WHAT IS NEEDED: Write out the material below again, unchanged.

Extracted records:
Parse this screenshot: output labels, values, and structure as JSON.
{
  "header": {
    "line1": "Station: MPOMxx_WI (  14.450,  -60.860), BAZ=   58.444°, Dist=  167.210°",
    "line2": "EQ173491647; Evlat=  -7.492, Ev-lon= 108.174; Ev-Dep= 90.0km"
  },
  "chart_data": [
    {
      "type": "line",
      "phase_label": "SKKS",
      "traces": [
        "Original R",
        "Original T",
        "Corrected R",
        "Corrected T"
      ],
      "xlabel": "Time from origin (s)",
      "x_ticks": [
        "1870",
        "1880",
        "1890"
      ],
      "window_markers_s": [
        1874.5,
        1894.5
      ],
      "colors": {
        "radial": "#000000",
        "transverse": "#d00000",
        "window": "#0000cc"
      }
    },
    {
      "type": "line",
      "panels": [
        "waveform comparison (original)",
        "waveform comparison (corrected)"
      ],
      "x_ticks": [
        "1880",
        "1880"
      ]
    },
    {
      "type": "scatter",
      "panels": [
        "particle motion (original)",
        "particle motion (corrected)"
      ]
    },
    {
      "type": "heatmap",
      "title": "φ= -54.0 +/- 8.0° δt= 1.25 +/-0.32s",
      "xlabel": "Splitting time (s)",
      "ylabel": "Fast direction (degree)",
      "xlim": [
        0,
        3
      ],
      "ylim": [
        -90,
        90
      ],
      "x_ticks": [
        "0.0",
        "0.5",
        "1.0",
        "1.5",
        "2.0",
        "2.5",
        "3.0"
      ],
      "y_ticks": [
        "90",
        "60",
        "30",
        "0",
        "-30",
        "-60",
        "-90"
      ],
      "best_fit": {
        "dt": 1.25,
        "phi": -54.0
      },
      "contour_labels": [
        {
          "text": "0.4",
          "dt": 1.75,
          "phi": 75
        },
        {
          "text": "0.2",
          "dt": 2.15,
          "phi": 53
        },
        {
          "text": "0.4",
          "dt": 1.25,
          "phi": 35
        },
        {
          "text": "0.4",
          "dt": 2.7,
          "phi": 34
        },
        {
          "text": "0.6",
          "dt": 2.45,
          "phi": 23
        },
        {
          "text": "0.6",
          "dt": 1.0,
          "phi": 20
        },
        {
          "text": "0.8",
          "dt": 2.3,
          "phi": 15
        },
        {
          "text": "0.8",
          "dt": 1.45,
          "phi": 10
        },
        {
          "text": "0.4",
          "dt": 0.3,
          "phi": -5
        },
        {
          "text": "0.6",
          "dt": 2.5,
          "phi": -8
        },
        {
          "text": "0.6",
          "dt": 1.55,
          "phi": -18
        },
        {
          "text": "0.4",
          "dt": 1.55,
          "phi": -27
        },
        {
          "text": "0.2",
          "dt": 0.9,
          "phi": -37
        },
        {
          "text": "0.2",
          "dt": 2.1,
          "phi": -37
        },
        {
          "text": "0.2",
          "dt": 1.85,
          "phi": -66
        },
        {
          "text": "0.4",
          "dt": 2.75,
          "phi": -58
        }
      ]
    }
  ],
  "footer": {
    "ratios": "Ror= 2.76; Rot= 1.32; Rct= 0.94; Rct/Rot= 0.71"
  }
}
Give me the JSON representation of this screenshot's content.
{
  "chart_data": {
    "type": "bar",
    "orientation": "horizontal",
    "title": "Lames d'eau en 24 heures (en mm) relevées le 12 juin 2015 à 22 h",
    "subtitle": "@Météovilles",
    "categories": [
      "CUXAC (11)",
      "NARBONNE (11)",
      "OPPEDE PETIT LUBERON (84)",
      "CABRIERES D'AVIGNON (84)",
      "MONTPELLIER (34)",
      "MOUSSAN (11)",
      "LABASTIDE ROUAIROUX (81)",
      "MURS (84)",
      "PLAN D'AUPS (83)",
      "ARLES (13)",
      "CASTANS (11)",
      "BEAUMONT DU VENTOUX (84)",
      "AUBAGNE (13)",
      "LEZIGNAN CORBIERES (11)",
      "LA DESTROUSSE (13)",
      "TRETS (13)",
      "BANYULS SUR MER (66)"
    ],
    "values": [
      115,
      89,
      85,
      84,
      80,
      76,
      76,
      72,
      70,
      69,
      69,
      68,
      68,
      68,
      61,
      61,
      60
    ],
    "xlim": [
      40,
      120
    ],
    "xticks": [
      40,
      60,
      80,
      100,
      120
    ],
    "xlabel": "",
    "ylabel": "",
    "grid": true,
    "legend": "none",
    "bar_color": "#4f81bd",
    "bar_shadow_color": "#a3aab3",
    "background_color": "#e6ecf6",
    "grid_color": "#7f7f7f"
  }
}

TASK SOLUTION:
Parse this screenshot: output labels, values, and structure as JSON.
{
  "header": {
    "line1": "Station: MPOMxx_WI (  14.450,  -60.860), BAZ=   58.444°, Dist=  167.210°",
    "line2": "EQ173491647; Evlat=  -7.492, Ev-lon= 108.174; Ev-Dep= 90.0km"
  },
  "chart_data": [
    {
      "type": "line",
      "phase_label": "SKKS",
      "traces": [
        "Original R",
        "Original T",
        "Corrected R",
        "Corrected T"
      ],
      "xlabel": "Time from origin (s)",
      "x_ticks": [
        "1870",
        "1880",
        "1890"
      ],
      "window_markers_s": [
        1874.5,
        1894.5
      ],
      "colors": {
        "radial": "#000000",
        "transverse": "#d00000",
        "window": "#0000cc"
      }
    },
    {
      "type": "line",
      "panels": [
        "waveform comparison (original)",
        "waveform comparison (corrected)"
      ],
      "x_ticks": [
        "1880",
        "1880"
      ]
    },
    {
      "type": "scatter",
      "panels": [
        "particle motion (original)",
        "particle motion (corrected)"
      ]
    },
    {
      "type": "heatmap",
      "title": "φ= -54.0 +/- 8.0° δt= 1.25 +/-0.32s",
      "xlabel": "Splitting time (s)",
      "ylabel": "Fast direction (degree)",
      "xlim": [
        0,
        3
      ],
      "ylim": [
        -90,
        90
      ],
      "x_ticks": [
        "0.0",
        "0.5",
        "1.0",
        "1.5",
        "2.0",
        "2.5",
        "3.0"
      ],
      "y_ticks": [
        "90",
        "60",
        "30",
        "0",
        "-30",
        "-60",
        "-90"
      ],
      "best_fit": {
        "dt": 1.25,
        "phi": -54.0
      },
      "contour_labels": [
        {
          "text": "0.4",
          "dt": 1.75,
          "phi": 75
        },
        {
          "text": "0.2",
          "dt": 2.15,
          "phi": 53
        },
        {
          "text": "0.4",
          "dt": 1.25,
          "phi": 35
        },
        {
          "text": "0.4",
          "dt": 2.7,
          "phi": 34
        },
        {
          "text": "0.6",
          "dt": 2.45,
          "phi": 23
        },
        {
          "text": "0.6",
          "dt": 1.0,
          "phi": 20
        },
        {
          "text": "0.8",
          "dt": 2.3,
          "phi": 15
        },
        {
          "text": "0.8",
          "dt": 1.45,
          "phi": 10
        },
        {
          "text": "0.4",
          "dt": 0.3,
          "phi": -5
        },
        {
          "text": "0.6",
          "dt": 2.5,
          "phi": -8
        },
        {
          "text": "0.6",
          "dt": 1.55,
          "phi": -18
        },
        {
          "text": "0.4",
          "dt": 1.55,
          "phi": -27
        },
        {
          "text": "0.2",
          "dt": 0.9,
          "phi": -37
        },
        {
          "text": "0.2",
          "dt": 2.1,
          "phi": -37
        },
        {
          "text": "0.2",
          "dt": 1.85,
          "phi": -66
        },
        {
          "text": "0.4",
          "dt": 2.75,
          "phi": -58
        }
      ]
    }
  ],
  "footer": {
    "ratios": "Ror= 2.76; Rot= 1.32; Rct= 0.94; Rct/Rot= 0.71"
  }
}
Give me the JSON representation of this screenshot's content.
{
  "chart_data": {
    "type": "bar",
    "orientation": "horizontal",
    "title": "Lames d'eau en 24 heures (en mm) relevées le 12 juin 2015 à 22 h",
    "subtitle": "@Météovilles",
    "categories": [
      "CUXAC (11)",
      "NARBONNE (11)",
      "OPPEDE PETIT LUBERON (84)",
      "CABRIERES D'AVIGNON (84)",
      "MONTPELLIER (34)",
      "MOUSSAN (11)",
      "LABASTIDE ROUAIROUX (81)",
      "MURS (84)",
      "PLAN D'AUPS (83)",
      "ARLES (13)",
      "CASTANS (11)",
      "BEAUMONT DU VENTOUX (84)",
      "AUBAGNE (13)",
      "LEZIGNAN CORBIERES (11)",
      "LA DESTROUSSE (13)",
      "TRETS (13)",
      "BANYULS SUR MER (66)"
    ],
    "values": [
      115,
      89,
      85,
      84,
      80,
      76,
      76,
      72,
      70,
      69,
      69,
      68,
      68,
      68,
      61,
      61,
      60
    ],
    "xlim": [
      40,
      120
    ],
    "xticks": [
      40,
      60,
      80,
      100,
      120
    ],
    "xlabel": "",
    "ylabel": "",
    "grid": true,
    "legend": "none",
    "bar_color": "#4f81bd",
    "bar_shadow_color": "#a3aab3",
    "background_color": "#e6ecf6",
    "grid_color": "#7f7f7f"
  }
}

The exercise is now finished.